### Problem to work on
No images are to be carried over; print all other material exactly as it stands.

** Begin **

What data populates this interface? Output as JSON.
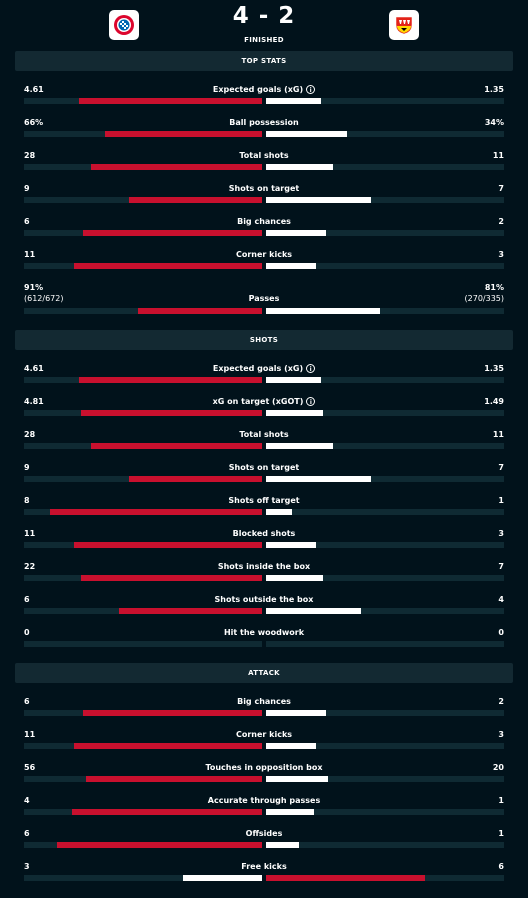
{
  "match": {
    "home_score": "4",
    "away_score": "2",
    "separator": "-",
    "status": "FINISHED",
    "home_team_logo": "bayern-munich-logo",
    "away_team_logo": "vfb-stuttgart-logo"
  },
  "colors": {
    "home": "#c8102e",
    "away": "#ffffff",
    "background": "#01121b",
    "track": "#0f2a33"
  },
  "sections": [
    {
      "title": "TOP STATS",
      "stats": [
        {
          "label": "Expected goals (xG)",
          "home": "4.61",
          "away": "1.35",
          "home_frac": 0.77,
          "away_frac": 0.23,
          "info": true
        },
        {
          "label": "Ball possession",
          "home": "66%",
          "away": "34%",
          "home_frac": 0.66,
          "away_frac": 0.34
        },
        {
          "label": "Total shots",
          "home": "28",
          "away": "11",
          "home_frac": 0.72,
          "away_frac": 0.28
        },
        {
          "label": "Shots on target",
          "home": "9",
          "away": "7",
          "home_frac": 0.56,
          "away_frac": 0.44
        },
        {
          "label": "Big chances",
          "home": "6",
          "away": "2",
          "home_frac": 0.75,
          "away_frac": 0.25
        },
        {
          "label": "Corner kicks",
          "home": "11",
          "away": "3",
          "home_frac": 0.79,
          "away_frac": 0.21
        },
        {
          "label": "Passes",
          "home": "91%",
          "away": "81%",
          "home_sub": "(612/672)",
          "away_sub": "(270/335)",
          "home_frac": 0.52,
          "away_frac": 0.48
        }
      ]
    },
    {
      "title": "SHOTS",
      "stats": [
        {
          "label": "Expected goals (xG)",
          "home": "4.61",
          "away": "1.35",
          "home_frac": 0.77,
          "away_frac": 0.23,
          "info": true
        },
        {
          "label": "xG on target (xGOT)",
          "home": "4.81",
          "away": "1.49",
          "home_frac": 0.76,
          "away_frac": 0.24,
          "info": true
        },
        {
          "label": "Total shots",
          "home": "28",
          "away": "11",
          "home_frac": 0.72,
          "away_frac": 0.28
        },
        {
          "label": "Shots on target",
          "home": "9",
          "away": "7",
          "home_frac": 0.56,
          "away_frac": 0.44
        },
        {
          "label": "Shots off target",
          "home": "8",
          "away": "1",
          "home_frac": 0.89,
          "away_frac": 0.11
        },
        {
          "label": "Blocked shots",
          "home": "11",
          "away": "3",
          "home_frac": 0.79,
          "away_frac": 0.21
        },
        {
          "label": "Shots inside the box",
          "home": "22",
          "away": "7",
          "home_frac": 0.76,
          "away_frac": 0.24
        },
        {
          "label": "Shots outside the box",
          "home": "6",
          "away": "4",
          "home_frac": 0.6,
          "away_frac": 0.4
        },
        {
          "label": "Hit the woodwork",
          "home": "0",
          "away": "0",
          "home_frac": 0,
          "away_frac": 0
        }
      ]
    },
    {
      "title": "ATTACK",
      "stats": [
        {
          "label": "Big chances",
          "home": "6",
          "away": "2",
          "home_frac": 0.75,
          "away_frac": 0.25
        },
        {
          "label": "Corner kicks",
          "home": "11",
          "away": "3",
          "home_frac": 0.79,
          "away_frac": 0.21
        },
        {
          "label": "Touches in opposition box",
          "home": "56",
          "away": "20",
          "home_frac": 0.74,
          "away_frac": 0.26
        },
        {
          "label": "Accurate through passes",
          "home": "4",
          "away": "1",
          "home_frac": 0.8,
          "away_frac": 0.2
        },
        {
          "label": "Offsides",
          "home": "6",
          "away": "1",
          "home_frac": 0.86,
          "away_frac": 0.14
        },
        {
          "label": "Free kicks",
          "home": "3",
          "away": "6",
          "home_frac": 0.33,
          "away_frac": 0.67,
          "away_leads": true
        }
      ]
    }
  ]
}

** End **

### Reply
What data populates this interface? Output as JSON.
{
  "match": {
    "home_score": "4",
    "away_score": "2",
    "separator": "-",
    "status": "FINISHED",
    "home_team_logo": "bayern-munich-logo",
    "away_team_logo": "vfb-stuttgart-logo"
  },
  "colors": {
    "home": "#c8102e",
    "away": "#ffffff",
    "background": "#01121b",
    "track": "#0f2a33"
  },
  "sections": [
    {
      "title": "TOP STATS",
      "stats": [
        {
          "label": "Expected goals (xG)",
          "home": "4.61",
          "away": "1.35",
          "home_frac": 0.77,
          "away_frac": 0.23,
          "info": true
        },
        {
          "label": "Ball possession",
          "home": "66%",
          "away": "34%",
          "home_frac": 0.66,
          "away_frac": 0.34
        },
        {
          "label": "Total shots",
          "home": "28",
          "away": "11",
          "home_frac": 0.72,
          "away_frac": 0.28
        },
        {
          "label": "Shots on target",
          "home": "9",
          "away": "7",
          "home_frac": 0.56,
          "away_frac": 0.44
        },
        {
          "label": "Big chances",
          "home": "6",
          "away": "2",
          "home_frac": 0.75,
          "away_frac": 0.25
        },
        {
          "label": "Corner kicks",
          "home": "11",
          "away": "3",
          "home_frac": 0.79,
          "away_frac": 0.21
        },
        {
          "label": "Passes",
          "home": "91%",
          "away": "81%",
          "home_sub": "(612/672)",
          "away_sub": "(270/335)",
          "home_frac": 0.52,
          "away_frac": 0.48
        }
      ]
    },
    {
      "title": "SHOTS",
      "stats": [
        {
          "label": "Expected goals (xG)",
          "home": "4.61",
          "away": "1.35",
          "home_frac": 0.77,
          "away_frac": 0.23,
          "info": true
        },
        {
          "label": "xG on target (xGOT)",
          "home": "4.81",
          "away": "1.49",
          "home_frac": 0.76,
          "away_frac": 0.24,
          "info": true
        },
        {
          "label": "Total shots",
          "home": "28",
          "away": "11",
          "home_frac": 0.72,
          "away_frac": 0.28
        },
        {
          "label": "Shots on target",
          "home": "9",
          "away": "7",
          "home_frac": 0.56,
          "away_frac": 0.44
        },
        {
          "label": "Shots off target",
          "home": "8",
          "away": "1",
          "home_frac": 0.89,
          "away_frac": 0.11
        },
        {
          "label": "Blocked shots",
          "home": "11",
          "away": "3",
          "home_frac": 0.79,
          "away_frac": 0.21
        },
        {
          "label": "Shots inside the box",
          "home": "22",
          "away": "7",
          "home_frac": 0.76,
          "away_frac": 0.24
        },
        {
          "label": "Shots outside the box",
          "home": "6",
          "away": "4",
          "home_frac": 0.6,
          "away_frac": 0.4
        },
        {
          "label": "Hit the woodwork",
          "home": "0",
          "away": "0",
          "home_frac": 0,
          "away_frac": 0
        }
      ]
    },
    {
      "title": "ATTACK",
      "stats": [
        {
          "label": "Big chances",
          "home": "6",
          "away": "2",
          "home_frac": 0.75,
          "away_frac": 0.25
        },
        {
          "label": "Corner kicks",
          "home": "11",
          "away": "3",
          "home_frac": 0.79,
          "away_frac": 0.21
        },
        {
          "label": "Touches in opposition box",
          "home": "56",
          "away": "20",
          "home_frac": 0.74,
          "away_frac": 0.26
        },
        {
          "label": "Accurate through passes",
          "home": "4",
          "away": "1",
          "home_frac": 0.8,
          "away_frac": 0.2
        },
        {
          "label": "Offsides",
          "home": "6",
          "away": "1",
          "home_frac": 0.86,
          "away_frac": 0.14
        },
        {
          "label": "Free kicks",
          "home": "3",
          "away": "6",
          "home_frac": 0.33,
          "away_frac": 0.67,
          "away_leads": true
        }
      ]
    }
  ]
}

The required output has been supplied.